━━━ Supplied entries

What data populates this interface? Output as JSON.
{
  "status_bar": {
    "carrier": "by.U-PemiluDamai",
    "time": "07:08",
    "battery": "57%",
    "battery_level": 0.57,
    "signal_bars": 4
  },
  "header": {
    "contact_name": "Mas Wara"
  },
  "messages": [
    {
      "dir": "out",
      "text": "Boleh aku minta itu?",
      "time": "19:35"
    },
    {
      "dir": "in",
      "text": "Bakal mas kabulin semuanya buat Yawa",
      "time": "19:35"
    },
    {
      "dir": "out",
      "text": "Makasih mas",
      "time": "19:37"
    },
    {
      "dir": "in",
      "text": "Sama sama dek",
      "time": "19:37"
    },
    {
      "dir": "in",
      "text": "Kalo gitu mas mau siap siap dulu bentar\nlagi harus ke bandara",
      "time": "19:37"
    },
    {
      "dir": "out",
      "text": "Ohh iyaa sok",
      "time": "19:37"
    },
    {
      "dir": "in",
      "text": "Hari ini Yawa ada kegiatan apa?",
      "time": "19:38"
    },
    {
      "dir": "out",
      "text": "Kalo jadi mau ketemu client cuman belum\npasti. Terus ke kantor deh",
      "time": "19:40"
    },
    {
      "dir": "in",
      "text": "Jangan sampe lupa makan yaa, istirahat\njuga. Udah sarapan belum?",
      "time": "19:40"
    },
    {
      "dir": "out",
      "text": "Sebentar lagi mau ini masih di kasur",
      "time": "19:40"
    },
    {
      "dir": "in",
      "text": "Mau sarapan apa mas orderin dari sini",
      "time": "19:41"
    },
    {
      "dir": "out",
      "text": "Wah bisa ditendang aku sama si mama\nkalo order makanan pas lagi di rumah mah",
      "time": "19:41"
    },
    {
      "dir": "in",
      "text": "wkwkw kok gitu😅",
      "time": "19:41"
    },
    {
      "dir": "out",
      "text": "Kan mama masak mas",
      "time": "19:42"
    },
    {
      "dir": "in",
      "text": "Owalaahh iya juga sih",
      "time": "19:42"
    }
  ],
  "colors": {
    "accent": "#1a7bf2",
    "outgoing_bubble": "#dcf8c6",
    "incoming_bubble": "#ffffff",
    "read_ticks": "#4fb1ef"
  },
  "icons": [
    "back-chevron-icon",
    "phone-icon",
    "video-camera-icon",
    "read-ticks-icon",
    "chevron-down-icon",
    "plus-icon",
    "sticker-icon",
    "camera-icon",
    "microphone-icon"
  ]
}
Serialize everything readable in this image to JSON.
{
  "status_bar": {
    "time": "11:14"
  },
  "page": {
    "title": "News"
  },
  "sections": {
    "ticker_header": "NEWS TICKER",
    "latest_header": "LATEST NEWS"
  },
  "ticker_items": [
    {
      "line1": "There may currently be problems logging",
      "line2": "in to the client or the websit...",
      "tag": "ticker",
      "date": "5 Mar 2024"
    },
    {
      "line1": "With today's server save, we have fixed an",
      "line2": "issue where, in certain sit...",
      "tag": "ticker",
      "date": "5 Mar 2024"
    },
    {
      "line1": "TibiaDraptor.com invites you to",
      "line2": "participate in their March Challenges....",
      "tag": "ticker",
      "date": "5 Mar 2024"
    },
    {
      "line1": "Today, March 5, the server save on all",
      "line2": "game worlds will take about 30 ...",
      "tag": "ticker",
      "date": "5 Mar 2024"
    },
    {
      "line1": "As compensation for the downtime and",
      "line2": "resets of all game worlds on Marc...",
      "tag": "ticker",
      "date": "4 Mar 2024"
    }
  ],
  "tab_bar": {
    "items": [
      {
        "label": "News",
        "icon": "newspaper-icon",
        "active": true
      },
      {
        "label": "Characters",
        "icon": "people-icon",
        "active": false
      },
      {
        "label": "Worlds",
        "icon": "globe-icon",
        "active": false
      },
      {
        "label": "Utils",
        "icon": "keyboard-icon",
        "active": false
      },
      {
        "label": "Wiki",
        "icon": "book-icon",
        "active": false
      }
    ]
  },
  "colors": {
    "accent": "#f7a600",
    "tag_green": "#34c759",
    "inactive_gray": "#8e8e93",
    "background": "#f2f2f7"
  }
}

━━━━━━

What you should do: Every record shown above should be written out again exactly.

Answer in full:
What data populates this interface? Output as JSON.
{
  "status_bar": {
    "carrier": "by.U-PemiluDamai",
    "time": "07:08",
    "battery": "57%",
    "battery_level": 0.57,
    "signal_bars": 4
  },
  "header": {
    "contact_name": "Mas Wara"
  },
  "messages": [
    {
      "dir": "out",
      "text": "Boleh aku minta itu?",
      "time": "19:35"
    },
    {
      "dir": "in",
      "text": "Bakal mas kabulin semuanya buat Yawa",
      "time": "19:35"
    },
    {
      "dir": "out",
      "text": "Makasih mas",
      "time": "19:37"
    },
    {
      "dir": "in",
      "text": "Sama sama dek",
      "time": "19:37"
    },
    {
      "dir": "in",
      "text": "Kalo gitu mas mau siap siap dulu bentar\nlagi harus ke bandara",
      "time": "19:37"
    },
    {
      "dir": "out",
      "text": "Ohh iyaa sok",
      "time": "19:37"
    },
    {
      "dir": "in",
      "text": "Hari ini Yawa ada kegiatan apa?",
      "time": "19:38"
    },
    {
      "dir": "out",
      "text": "Kalo jadi mau ketemu client cuman belum\npasti. Terus ke kantor deh",
      "time": "19:40"
    },
    {
      "dir": "in",
      "text": "Jangan sampe lupa makan yaa, istirahat\njuga. Udah sarapan belum?",
      "time": "19:40"
    },
    {
      "dir": "out",
      "text": "Sebentar lagi mau ini masih di kasur",
      "time": "19:40"
    },
    {
      "dir": "in",
      "text": "Mau sarapan apa mas orderin dari sini",
      "time": "19:41"
    },
    {
      "dir": "out",
      "text": "Wah bisa ditendang aku sama si mama\nkalo order makanan pas lagi di rumah mah",
      "time": "19:41"
    },
    {
      "dir": "in",
      "text": "wkwkw kok gitu😅",
      "time": "19:41"
    },
    {
      "dir": "out",
      "text": "Kan mama masak mas",
      "time": "19:42"
    },
    {
      "dir": "in",
      "text": "Owalaahh iya juga sih",
      "time": "19:42"
    }
  ],
  "colors": {
    "accent": "#1a7bf2",
    "outgoing_bubble": "#dcf8c6",
    "incoming_bubble": "#ffffff",
    "read_ticks": "#4fb1ef"
  },
  "icons": [
    "back-chevron-icon",
    "phone-icon",
    "video-camera-icon",
    "read-ticks-icon",
    "chevron-down-icon",
    "plus-icon",
    "sticker-icon",
    "camera-icon",
    "microphone-icon"
  ]
}
Serialize everything readable in this image to JSON.
{
  "status_bar": {
    "time": "11:14"
  },
  "page": {
    "title": "News"
  },
  "sections": {
    "ticker_header": "NEWS TICKER",
    "latest_header": "LATEST NEWS"
  },
  "ticker_items": [
    {
      "line1": "There may currently be problems logging",
      "line2": "in to the client or the websit...",
      "tag": "ticker",
      "date": "5 Mar 2024"
    },
    {
      "line1": "With today's server save, we have fixed an",
      "line2": "issue where, in certain sit...",
      "tag": "ticker",
      "date": "5 Mar 2024"
    },
    {
      "line1": "TibiaDraptor.com invites you to",
      "line2": "participate in their March Challenges....",
      "tag": "ticker",
      "date": "5 Mar 2024"
    },
    {
      "line1": "Today, March 5, the server save on all",
      "line2": "game worlds will take about 30 ...",
      "tag": "ticker",
      "date": "5 Mar 2024"
    },
    {
      "line1": "As compensation for the downtime and",
      "line2": "resets of all game worlds on Marc...",
      "tag": "ticker",
      "date": "4 Mar 2024"
    }
  ],
  "tab_bar": {
    "items": [
      {
        "label": "News",
        "icon": "newspaper-icon",
        "active": true
      },
      {
        "label": "Characters",
        "icon": "people-icon",
        "active": false
      },
      {
        "label": "Worlds",
        "icon": "globe-icon",
        "active": false
      },
      {
        "label": "Utils",
        "icon": "keyboard-icon",
        "active": false
      },
      {
        "label": "Wiki",
        "icon": "book-icon",
        "active": false
      }
    ]
  },
  "colors": {
    "accent": "#f7a600",
    "tag_green": "#34c759",
    "inactive_gray": "#8e8e93",
    "background": "#f2f2f7"
  }
}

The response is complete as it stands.